GIVEN REQUEST: Please output the lines of the entries below, starting at the first line and ending at the line that contains "menu-item-access-control[interactable]: Access Control", as a Markdown table with the columns Row and Line. Give each line its row number, and leave out blank lines and pictures.

DATA SUPPLIED:

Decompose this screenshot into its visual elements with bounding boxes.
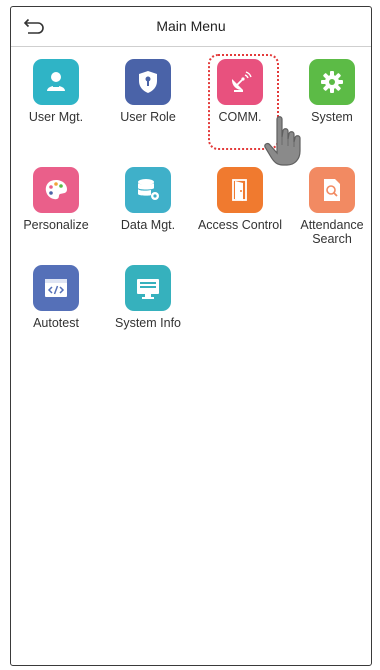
user-icon xyxy=(33,59,79,105)
page-title: Main Menu xyxy=(156,18,226,34)
top-bar: Main Menu xyxy=(11,7,371,47)
shield-icon xyxy=(125,59,171,105)
menu-item-data-mgt[interactable]: Data Mgt. xyxy=(105,167,191,232)
monitor-icon xyxy=(125,265,171,311)
menu-item-personalize[interactable]: Personalize xyxy=(13,167,99,232)
palette-icon xyxy=(33,167,79,213)
gear-icon xyxy=(309,59,355,105)
device-screen: Main Menu User Mgt. User Role COMM. Syst… xyxy=(10,6,372,666)
menu-item-user-mgt[interactable]: User Mgt. xyxy=(13,59,99,124)
door-icon xyxy=(217,167,263,213)
document-search-icon xyxy=(309,167,355,213)
menu-item-access-control[interactable]: Access Control xyxy=(197,167,283,232)
menu-item-user-role[interactable]: User Role xyxy=(105,59,191,124)
menu-item-system-info[interactable]: System Info xyxy=(105,265,191,330)
menu-item-autotest[interactable]: Autotest xyxy=(13,265,99,330)
hand-pointer-icon xyxy=(263,115,303,174)
code-window-icon xyxy=(33,265,79,311)
database-icon xyxy=(125,167,171,213)
menu-item-attendance-search[interactable]: Attendance Search xyxy=(289,167,375,246)
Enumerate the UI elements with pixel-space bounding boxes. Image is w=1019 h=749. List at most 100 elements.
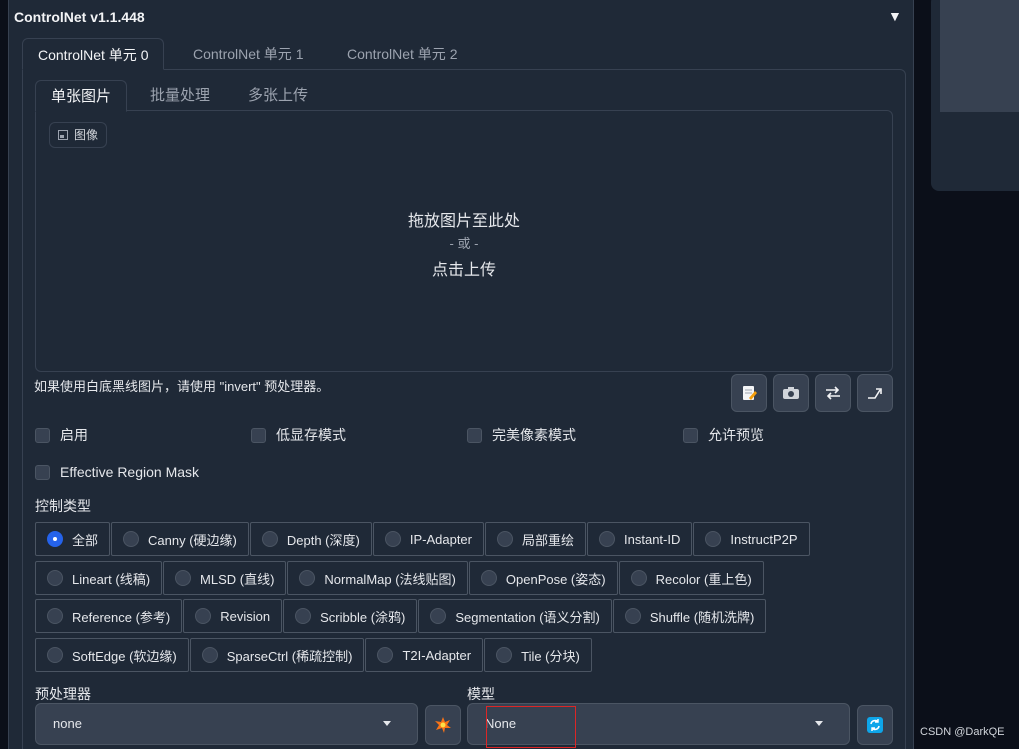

THE RESPONSE:
| Row | Line |
|---|---|
| 1 | Decompose this screenshot into its visual elements with bounding boxes. |
| 2 | user-icon xyxy=(33,59,79,105) |
| 3 | page-title: Main Menu xyxy=(156,18,226,34) |
| 4 | top-bar: Main Menu xyxy=(11,7,371,47) |
| 5 | shield-icon xyxy=(125,59,171,105) |
| 6 | menu-item-data-mgt[interactable]: Data Mgt. xyxy=(105,167,191,232) |
| 7 | monitor-icon xyxy=(125,265,171,311) |
| 8 | menu-item-personalize[interactable]: Personalize xyxy=(13,167,99,232) |
| 9 | palette-icon xyxy=(33,167,79,213) |
| 10 | gear-icon xyxy=(309,59,355,105) |
| 11 | device-screen: Main Menu User Mgt. User Role COMM. Syst… xyxy=(10,6,372,666) |
| 12 | menu-item-user-mgt[interactable]: User Mgt. xyxy=(13,59,99,124) |
| 13 | door-icon xyxy=(217,167,263,213) |
| 14 | document-search-icon xyxy=(309,167,355,213) |
| 15 | menu-item-access-control[interactable]: Access Control xyxy=(197,167,283,232) |